[Saved data entries]

[BEGIN]

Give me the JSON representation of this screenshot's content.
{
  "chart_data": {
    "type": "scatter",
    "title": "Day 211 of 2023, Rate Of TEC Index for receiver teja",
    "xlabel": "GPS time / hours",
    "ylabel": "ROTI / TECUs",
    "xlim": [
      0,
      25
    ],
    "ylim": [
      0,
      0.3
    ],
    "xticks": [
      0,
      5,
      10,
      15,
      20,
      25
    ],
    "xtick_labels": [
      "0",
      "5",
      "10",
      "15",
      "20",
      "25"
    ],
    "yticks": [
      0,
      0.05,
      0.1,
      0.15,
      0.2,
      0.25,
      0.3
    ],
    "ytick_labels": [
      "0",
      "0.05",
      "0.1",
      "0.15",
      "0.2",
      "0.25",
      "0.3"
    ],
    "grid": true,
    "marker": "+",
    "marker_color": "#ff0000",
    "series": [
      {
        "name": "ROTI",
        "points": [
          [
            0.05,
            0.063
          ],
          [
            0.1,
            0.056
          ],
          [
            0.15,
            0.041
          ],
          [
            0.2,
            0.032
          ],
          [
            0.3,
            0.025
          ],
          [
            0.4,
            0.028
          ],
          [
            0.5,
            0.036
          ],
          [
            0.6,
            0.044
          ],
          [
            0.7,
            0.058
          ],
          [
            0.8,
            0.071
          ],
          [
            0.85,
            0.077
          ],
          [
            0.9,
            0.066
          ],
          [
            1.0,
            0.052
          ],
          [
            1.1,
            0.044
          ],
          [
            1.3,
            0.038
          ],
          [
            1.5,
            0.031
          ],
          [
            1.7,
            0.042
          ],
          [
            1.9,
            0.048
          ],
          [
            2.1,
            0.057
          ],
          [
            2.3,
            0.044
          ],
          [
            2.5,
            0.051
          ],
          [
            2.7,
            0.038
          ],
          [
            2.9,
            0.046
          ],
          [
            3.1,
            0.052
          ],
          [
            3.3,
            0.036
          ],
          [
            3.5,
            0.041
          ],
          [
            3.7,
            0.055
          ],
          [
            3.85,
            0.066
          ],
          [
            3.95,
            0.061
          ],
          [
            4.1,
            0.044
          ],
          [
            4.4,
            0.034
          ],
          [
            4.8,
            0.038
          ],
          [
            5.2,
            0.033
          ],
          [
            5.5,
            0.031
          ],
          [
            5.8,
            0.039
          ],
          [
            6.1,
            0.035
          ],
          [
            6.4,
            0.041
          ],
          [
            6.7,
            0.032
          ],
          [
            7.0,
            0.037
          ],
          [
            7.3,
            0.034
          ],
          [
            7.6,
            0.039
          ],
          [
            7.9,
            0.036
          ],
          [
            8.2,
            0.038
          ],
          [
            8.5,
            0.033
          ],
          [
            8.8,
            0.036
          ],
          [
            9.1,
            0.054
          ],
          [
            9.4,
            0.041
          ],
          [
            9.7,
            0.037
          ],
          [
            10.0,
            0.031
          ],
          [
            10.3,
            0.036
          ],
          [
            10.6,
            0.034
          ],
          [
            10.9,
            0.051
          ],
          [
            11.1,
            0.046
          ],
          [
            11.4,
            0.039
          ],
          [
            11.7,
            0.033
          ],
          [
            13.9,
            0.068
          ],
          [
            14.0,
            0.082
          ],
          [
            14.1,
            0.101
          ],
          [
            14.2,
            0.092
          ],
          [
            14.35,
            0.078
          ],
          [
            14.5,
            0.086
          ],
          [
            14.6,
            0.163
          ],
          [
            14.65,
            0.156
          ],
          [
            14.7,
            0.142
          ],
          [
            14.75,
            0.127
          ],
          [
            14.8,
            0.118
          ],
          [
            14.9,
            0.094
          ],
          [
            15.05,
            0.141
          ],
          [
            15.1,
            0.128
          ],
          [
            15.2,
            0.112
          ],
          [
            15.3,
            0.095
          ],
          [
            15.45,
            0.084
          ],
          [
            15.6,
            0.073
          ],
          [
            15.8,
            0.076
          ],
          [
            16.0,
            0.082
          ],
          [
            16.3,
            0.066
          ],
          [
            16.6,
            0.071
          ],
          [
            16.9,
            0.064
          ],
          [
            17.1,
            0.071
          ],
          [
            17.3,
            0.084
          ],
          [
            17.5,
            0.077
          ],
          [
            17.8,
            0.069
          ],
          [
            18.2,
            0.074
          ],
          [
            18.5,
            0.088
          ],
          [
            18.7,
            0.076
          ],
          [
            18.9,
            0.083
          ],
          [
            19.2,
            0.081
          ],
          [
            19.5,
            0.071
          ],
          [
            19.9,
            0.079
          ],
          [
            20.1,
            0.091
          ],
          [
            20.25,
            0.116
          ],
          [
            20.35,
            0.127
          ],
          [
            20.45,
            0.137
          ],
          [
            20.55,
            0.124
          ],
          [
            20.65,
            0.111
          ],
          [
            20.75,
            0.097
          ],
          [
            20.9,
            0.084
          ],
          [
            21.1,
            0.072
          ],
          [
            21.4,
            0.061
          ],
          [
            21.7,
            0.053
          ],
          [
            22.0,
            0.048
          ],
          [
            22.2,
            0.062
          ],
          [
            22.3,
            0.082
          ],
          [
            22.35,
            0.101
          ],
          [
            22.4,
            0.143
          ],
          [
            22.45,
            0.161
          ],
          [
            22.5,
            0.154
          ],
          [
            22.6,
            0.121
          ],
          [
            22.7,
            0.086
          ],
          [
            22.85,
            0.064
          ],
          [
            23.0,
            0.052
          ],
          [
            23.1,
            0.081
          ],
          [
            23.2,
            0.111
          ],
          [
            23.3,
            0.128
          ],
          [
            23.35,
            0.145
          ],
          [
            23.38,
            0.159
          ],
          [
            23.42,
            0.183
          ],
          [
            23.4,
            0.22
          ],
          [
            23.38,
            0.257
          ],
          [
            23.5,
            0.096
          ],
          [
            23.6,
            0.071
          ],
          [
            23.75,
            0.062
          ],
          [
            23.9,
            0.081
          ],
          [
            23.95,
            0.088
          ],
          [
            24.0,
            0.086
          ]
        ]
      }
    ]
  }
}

[END]

◆ **To be done**
Return every record above exactly as it appears.

◆ **Expected answer**
Give me the JSON representation of this screenshot's content.
{
  "chart_data": {
    "type": "scatter",
    "title": "Day 211 of 2023, Rate Of TEC Index for receiver teja",
    "xlabel": "GPS time / hours",
    "ylabel": "ROTI / TECUs",
    "xlim": [
      0,
      25
    ],
    "ylim": [
      0,
      0.3
    ],
    "xticks": [
      0,
      5,
      10,
      15,
      20,
      25
    ],
    "xtick_labels": [
      "0",
      "5",
      "10",
      "15",
      "20",
      "25"
    ],
    "yticks": [
      0,
      0.05,
      0.1,
      0.15,
      0.2,
      0.25,
      0.3
    ],
    "ytick_labels": [
      "0",
      "0.05",
      "0.1",
      "0.15",
      "0.2",
      "0.25",
      "0.3"
    ],
    "grid": true,
    "marker": "+",
    "marker_color": "#ff0000",
    "series": [
      {
        "name": "ROTI",
        "points": [
          [
            0.05,
            0.063
          ],
          [
            0.1,
            0.056
          ],
          [
            0.15,
            0.041
          ],
          [
            0.2,
            0.032
          ],
          [
            0.3,
            0.025
          ],
          [
            0.4,
            0.028
          ],
          [
            0.5,
            0.036
          ],
          [
            0.6,
            0.044
          ],
          [
            0.7,
            0.058
          ],
          [
            0.8,
            0.071
          ],
          [
            0.85,
            0.077
          ],
          [
            0.9,
            0.066
          ],
          [
            1.0,
            0.052
          ],
          [
            1.1,
            0.044
          ],
          [
            1.3,
            0.038
          ],
          [
            1.5,
            0.031
          ],
          [
            1.7,
            0.042
          ],
          [
            1.9,
            0.048
          ],
          [
            2.1,
            0.057
          ],
          [
            2.3,
            0.044
          ],
          [
            2.5,
            0.051
          ],
          [
            2.7,
            0.038
          ],
          [
            2.9,
            0.046
          ],
          [
            3.1,
            0.052
          ],
          [
            3.3,
            0.036
          ],
          [
            3.5,
            0.041
          ],
          [
            3.7,
            0.055
          ],
          [
            3.85,
            0.066
          ],
          [
            3.95,
            0.061
          ],
          [
            4.1,
            0.044
          ],
          [
            4.4,
            0.034
          ],
          [
            4.8,
            0.038
          ],
          [
            5.2,
            0.033
          ],
          [
            5.5,
            0.031
          ],
          [
            5.8,
            0.039
          ],
          [
            6.1,
            0.035
          ],
          [
            6.4,
            0.041
          ],
          [
            6.7,
            0.032
          ],
          [
            7.0,
            0.037
          ],
          [
            7.3,
            0.034
          ],
          [
            7.6,
            0.039
          ],
          [
            7.9,
            0.036
          ],
          [
            8.2,
            0.038
          ],
          [
            8.5,
            0.033
          ],
          [
            8.8,
            0.036
          ],
          [
            9.1,
            0.054
          ],
          [
            9.4,
            0.041
          ],
          [
            9.7,
            0.037
          ],
          [
            10.0,
            0.031
          ],
          [
            10.3,
            0.036
          ],
          [
            10.6,
            0.034
          ],
          [
            10.9,
            0.051
          ],
          [
            11.1,
            0.046
          ],
          [
            11.4,
            0.039
          ],
          [
            11.7,
            0.033
          ],
          [
            13.9,
            0.068
          ],
          [
            14.0,
            0.082
          ],
          [
            14.1,
            0.101
          ],
          [
            14.2,
            0.092
          ],
          [
            14.35,
            0.078
          ],
          [
            14.5,
            0.086
          ],
          [
            14.6,
            0.163
          ],
          [
            14.65,
            0.156
          ],
          [
            14.7,
            0.142
          ],
          [
            14.75,
            0.127
          ],
          [
            14.8,
            0.118
          ],
          [
            14.9,
            0.094
          ],
          [
            15.05,
            0.141
          ],
          [
            15.1,
            0.128
          ],
          [
            15.2,
            0.112
          ],
          [
            15.3,
            0.095
          ],
          [
            15.45,
            0.084
          ],
          [
            15.6,
            0.073
          ],
          [
            15.8,
            0.076
          ],
          [
            16.0,
            0.082
          ],
          [
            16.3,
            0.066
          ],
          [
            16.6,
            0.071
          ],
          [
            16.9,
            0.064
          ],
          [
            17.1,
            0.071
          ],
          [
            17.3,
            0.084
          ],
          [
            17.5,
            0.077
          ],
          [
            17.8,
            0.069
          ],
          [
            18.2,
            0.074
          ],
          [
            18.5,
            0.088
          ],
          [
            18.7,
            0.076
          ],
          [
            18.9,
            0.083
          ],
          [
            19.2,
            0.081
          ],
          [
            19.5,
            0.071
          ],
          [
            19.9,
            0.079
          ],
          [
            20.1,
            0.091
          ],
          [
            20.25,
            0.116
          ],
          [
            20.35,
            0.127
          ],
          [
            20.45,
            0.137
          ],
          [
            20.55,
            0.124
          ],
          [
            20.65,
            0.111
          ],
          [
            20.75,
            0.097
          ],
          [
            20.9,
            0.084
          ],
          [
            21.1,
            0.072
          ],
          [
            21.4,
            0.061
          ],
          [
            21.7,
            0.053
          ],
          [
            22.0,
            0.048
          ],
          [
            22.2,
            0.062
          ],
          [
            22.3,
            0.082
          ],
          [
            22.35,
            0.101
          ],
          [
            22.4,
            0.143
          ],
          [
            22.45,
            0.161
          ],
          [
            22.5,
            0.154
          ],
          [
            22.6,
            0.121
          ],
          [
            22.7,
            0.086
          ],
          [
            22.85,
            0.064
          ],
          [
            23.0,
            0.052
          ],
          [
            23.1,
            0.081
          ],
          [
            23.2,
            0.111
          ],
          [
            23.3,
            0.128
          ],
          [
            23.35,
            0.145
          ],
          [
            23.38,
            0.159
          ],
          [
            23.42,
            0.183
          ],
          [
            23.4,
            0.22
          ],
          [
            23.38,
            0.257
          ],
          [
            23.5,
            0.096
          ],
          [
            23.6,
            0.071
          ],
          [
            23.75,
            0.062
          ],
          [
            23.9,
            0.081
          ],
          [
            23.95,
            0.088
          ],
          [
            24.0,
            0.086
          ]
        ]
      }
    ]
  }
}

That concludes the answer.